• PROBLEM STATEMENT: Write out the complete material exactly as it stands.
* Begin STORED RECORDS *
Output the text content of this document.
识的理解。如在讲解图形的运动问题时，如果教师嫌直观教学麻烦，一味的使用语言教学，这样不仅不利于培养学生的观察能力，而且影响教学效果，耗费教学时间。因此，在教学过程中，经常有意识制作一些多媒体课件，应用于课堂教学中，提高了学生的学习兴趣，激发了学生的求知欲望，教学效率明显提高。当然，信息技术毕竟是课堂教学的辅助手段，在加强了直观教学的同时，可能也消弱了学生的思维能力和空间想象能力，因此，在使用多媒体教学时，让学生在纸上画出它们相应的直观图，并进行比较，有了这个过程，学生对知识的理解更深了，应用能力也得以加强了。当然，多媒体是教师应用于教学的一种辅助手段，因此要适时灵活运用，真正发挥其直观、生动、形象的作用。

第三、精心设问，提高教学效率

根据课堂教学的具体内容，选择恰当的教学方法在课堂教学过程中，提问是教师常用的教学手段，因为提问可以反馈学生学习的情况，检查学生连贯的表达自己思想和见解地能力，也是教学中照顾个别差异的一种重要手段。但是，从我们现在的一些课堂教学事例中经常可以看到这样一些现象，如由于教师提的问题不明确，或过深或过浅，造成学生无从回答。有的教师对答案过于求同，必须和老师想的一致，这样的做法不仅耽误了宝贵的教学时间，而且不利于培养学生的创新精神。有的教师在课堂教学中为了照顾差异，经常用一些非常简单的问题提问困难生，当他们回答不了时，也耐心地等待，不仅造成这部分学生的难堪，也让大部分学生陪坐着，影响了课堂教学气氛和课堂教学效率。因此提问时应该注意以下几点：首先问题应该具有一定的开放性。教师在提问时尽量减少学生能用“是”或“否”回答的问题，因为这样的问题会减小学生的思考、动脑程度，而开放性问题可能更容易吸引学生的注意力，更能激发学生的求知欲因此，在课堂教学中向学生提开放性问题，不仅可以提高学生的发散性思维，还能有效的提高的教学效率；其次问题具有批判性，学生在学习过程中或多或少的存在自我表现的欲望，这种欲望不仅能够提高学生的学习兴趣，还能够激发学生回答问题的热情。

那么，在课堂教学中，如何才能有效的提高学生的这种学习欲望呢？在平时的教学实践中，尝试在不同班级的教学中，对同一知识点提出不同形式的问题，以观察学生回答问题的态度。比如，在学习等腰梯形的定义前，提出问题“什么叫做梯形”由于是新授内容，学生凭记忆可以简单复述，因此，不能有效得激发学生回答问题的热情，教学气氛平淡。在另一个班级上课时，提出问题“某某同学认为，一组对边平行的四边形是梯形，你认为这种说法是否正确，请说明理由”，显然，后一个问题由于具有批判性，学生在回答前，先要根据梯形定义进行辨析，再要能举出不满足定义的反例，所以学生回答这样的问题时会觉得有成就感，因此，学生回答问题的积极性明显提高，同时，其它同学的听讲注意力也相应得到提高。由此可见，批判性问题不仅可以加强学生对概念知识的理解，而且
* End STORED RECORDS *
• WRITTEN REPLY:
Output the text content of this document.
识的理解。如在讲解图形的运动问题时，如果教师嫌直观教学麻烦，一味的使用语言教学，这样不仅不利于培养学生的观察能力，而且影响教学效果，耗费教学时间。因此，在教学过程中，经常有意识制作一些多媒体课件，应用于课堂教学中，提高了学生的学习兴趣，激发了学生的求知欲望，教学效率明显提高。当然，信息技术毕竟是课堂教学的辅助手段，在加强了直观教学的同时，可能也消弱了学生的思维能力和空间想象能力，因此，在使用多媒体教学时，让学生在纸上画出它们相应的直观图，并进行比较，有了这个过程，学生对知识的理解更深了，应用能力也得以加强了。当然，多媒体是教师应用于教学的一种辅助手段，因此要适时灵活运用，真正发挥其直观、生动、形象的作用。

第三、精心设问，提高教学效率

根据课堂教学的具体内容，选择恰当的教学方法在课堂教学过程中，提问是教师常用的教学手段，因为提问可以反馈学生学习的情况，检查学生连贯的表达自己思想和见解地能力，也是教学中照顾个别差异的一种重要手段。但是，从我们现在的一些课堂教学事例中经常可以看到这样一些现象，如由于教师提的问题不明确，或过深或过浅，造成学生无从回答。有的教师对答案过于求同，必须和老师想的一致，这样的做法不仅耽误了宝贵的教学时间，而且不利于培养学生的创新精神。有的教师在课堂教学中为了照顾差异，经常用一些非常简单的问题提问困难生，当他们回答不了时，也耐心地等待，不仅造成这部分学生的难堪，也让大部分学生陪坐着，影响了课堂教学气氛和课堂教学效率。因此提问时应该注意以下几点：首先问题应该具有一定的开放性。教师在提问时尽量减少学生能用“是”或“否”回答的问题，因为这样的问题会减小学生的思考、动脑程度，而开放性问题可能更容易吸引学生的注意力，更能激发学生的求知欲因此，在课堂教学中向学生提开放性问题，不仅可以提高学生的发散性思维，还能有效的提高的教学效率；其次问题具有批判性，学生在学习过程中或多或少的存在自我表现的欲望，这种欲望不仅能够提高学生的学习兴趣，还能够激发学生回答问题的热情。

那么，在课堂教学中，如何才能有效的提高学生的这种学习欲望呢？在平时的教学实践中，尝试在不同班级的教学中，对同一知识点提出不同形式的问题，以观察学生回答问题的态度。比如，在学习等腰梯形的定义前，提出问题“什么叫做梯形”由于是新授内容，学生凭记忆可以简单复述，因此，不能有效得激发学生回答问题的热情，教学气氛平淡。在另一个班级上课时，提出问题“某某同学认为，一组对边平行的四边形是梯形，你认为这种说法是否正确，请说明理由”，显然，后一个问题由于具有批判性，学生在回答前，先要根据梯形定义进行辨析，再要能举出不满足定义的反例，所以学生回答这样的问题时会觉得有成就感，因此，学生回答问题的积极性明显提高，同时，其它同学的听讲注意力也相应得到提高。由此可见，批判性问题不仅可以加强学生对概念知识的理解，而且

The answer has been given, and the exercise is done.